### WORK INSTRUCTIONS:
Can you transcribe every line exactly and leave the pictures behind?
— begin —
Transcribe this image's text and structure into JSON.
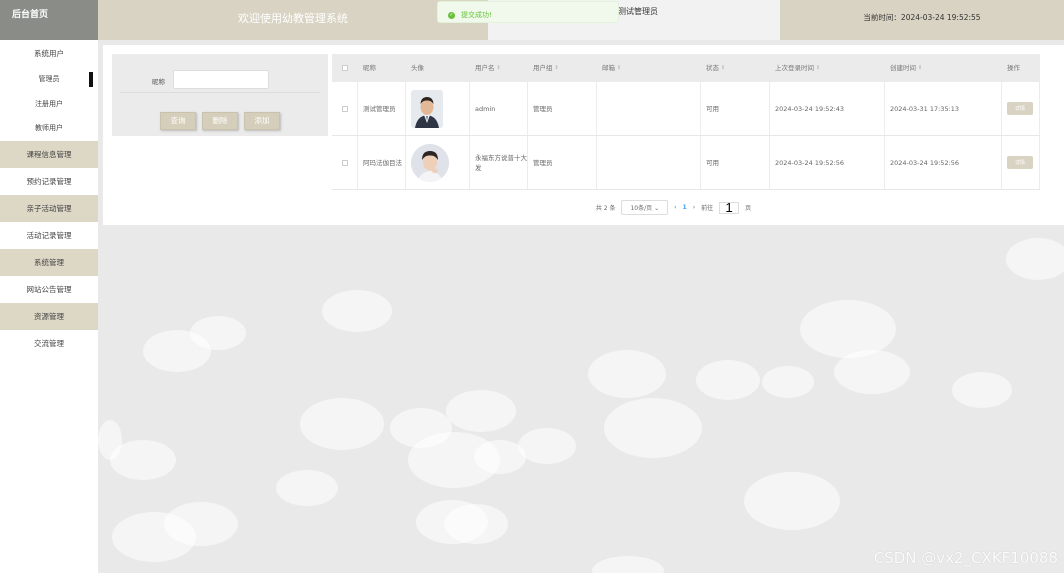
{
  "header": {
    "brand": "后台首页",
    "welcome": "欢迎使用幼教管理系统",
    "user": "测试管理员",
    "time_label": "当前时间：",
    "time_value": "2024-03-24 19:52:55"
  },
  "toast": {
    "message": "提交成功!",
    "icon": "check-circle-icon",
    "color": "#67c23a"
  },
  "sidebar": {
    "items": [
      {
        "label": "系统用户",
        "type": "group"
      },
      {
        "label": "管理员",
        "type": "sub",
        "active": true
      },
      {
        "label": "注册用户",
        "type": "sub"
      },
      {
        "label": "教师用户",
        "type": "sub"
      },
      {
        "label": "课程信息管理",
        "type": "shaded"
      },
      {
        "label": "预约记录管理",
        "type": "plain"
      },
      {
        "label": "亲子活动管理",
        "type": "shaded"
      },
      {
        "label": "活动记录管理",
        "type": "plain"
      },
      {
        "label": "系统管理",
        "type": "shaded"
      },
      {
        "label": "网站公告管理",
        "type": "plain"
      },
      {
        "label": "资源管理",
        "type": "shaded"
      },
      {
        "label": "交流管理",
        "type": "plain"
      }
    ]
  },
  "search": {
    "label": "昵称",
    "value": "",
    "buttons": {
      "query": "查询",
      "delete": "删除",
      "add": "添加"
    }
  },
  "table": {
    "columns": [
      "",
      "昵称",
      "头像",
      "用户名",
      "用户组",
      "邮箱",
      "状态",
      "上次登录时间",
      "创建时间",
      "操作"
    ],
    "sortable": [
      false,
      false,
      false,
      true,
      true,
      true,
      true,
      true,
      true,
      false
    ],
    "rows": [
      {
        "nickname": "测试管理员",
        "username": "admin",
        "group": "管理员",
        "email": "",
        "status": "可用",
        "last_login": "2024-03-24 19:52:43",
        "created": "2024-03-31 17:35:13",
        "action": "详情"
      },
      {
        "nickname": "阿玛法伽目法",
        "username": "永福东方说普十大发",
        "group": "管理员",
        "email": "",
        "status": "可用",
        "last_login": "2024-03-24 19:52:56",
        "created": "2024-03-24 19:52:56",
        "action": "详情"
      }
    ]
  },
  "pagination": {
    "total": "共 2 条",
    "page_size": "10条/页",
    "prev": "‹",
    "current": "1",
    "next": "›",
    "goto_label": "前往",
    "goto_value": "1",
    "page_unit": "页"
  },
  "watermark": "CSDN @vx2_CXKF10088",
  "colors": {
    "accent": "#d9d3c3",
    "brand_bg": "#8a8c88",
    "success": "#67c23a",
    "page_bg": "#e9e9e9"
  }
}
— end —
### ANSWER:
Transcribe this image's text and structure into JSON.
{
  "header": {
    "brand": "后台首页",
    "welcome": "欢迎使用幼教管理系统",
    "user": "测试管理员",
    "time_label": "当前时间：",
    "time_value": "2024-03-24 19:52:55"
  },
  "toast": {
    "message": "提交成功!",
    "icon": "check-circle-icon",
    "color": "#67c23a"
  },
  "sidebar": {
    "items": [
      {
        "label": "系统用户",
        "type": "group"
      },
      {
        "label": "管理员",
        "type": "sub",
        "active": true
      },
      {
        "label": "注册用户",
        "type": "sub"
      },
      {
        "label": "教师用户",
        "type": "sub"
      },
      {
        "label": "课程信息管理",
        "type": "shaded"
      },
      {
        "label": "预约记录管理",
        "type": "plain"
      },
      {
        "label": "亲子活动管理",
        "type": "shaded"
      },
      {
        "label": "活动记录管理",
        "type": "plain"
      },
      {
        "label": "系统管理",
        "type": "shaded"
      },
      {
        "label": "网站公告管理",
        "type": "plain"
      },
      {
        "label": "资源管理",
        "type": "shaded"
      },
      {
        "label": "交流管理",
        "type": "plain"
      }
    ]
  },
  "search": {
    "label": "昵称",
    "value": "",
    "buttons": {
      "query": "查询",
      "delete": "删除",
      "add": "添加"
    }
  },
  "table": {
    "columns": [
      "",
      "昵称",
      "头像",
      "用户名",
      "用户组",
      "邮箱",
      "状态",
      "上次登录时间",
      "创建时间",
      "操作"
    ],
    "sortable": [
      false,
      false,
      false,
      true,
      true,
      true,
      true,
      true,
      true,
      false
    ],
    "rows": [
      {
        "nickname": "测试管理员",
        "username": "admin",
        "group": "管理员",
        "email": "",
        "status": "可用",
        "last_login": "2024-03-24 19:52:43",
        "created": "2024-03-31 17:35:13",
        "action": "详情"
      },
      {
        "nickname": "阿玛法伽目法",
        "username": "永福东方说普十大发",
        "group": "管理员",
        "email": "",
        "status": "可用",
        "last_login": "2024-03-24 19:52:56",
        "created": "2024-03-24 19:52:56",
        "action": "详情"
      }
    ]
  },
  "pagination": {
    "total": "共 2 条",
    "page_size": "10条/页",
    "prev": "‹",
    "current": "1",
    "next": "›",
    "goto_label": "前往",
    "goto_value": "1",
    "page_unit": "页"
  },
  "watermark": "CSDN @vx2_CXKF10088",
  "colors": {
    "accent": "#d9d3c3",
    "brand_bg": "#8a8c88",
    "success": "#67c23a",
    "page_bg": "#e9e9e9"
  }
}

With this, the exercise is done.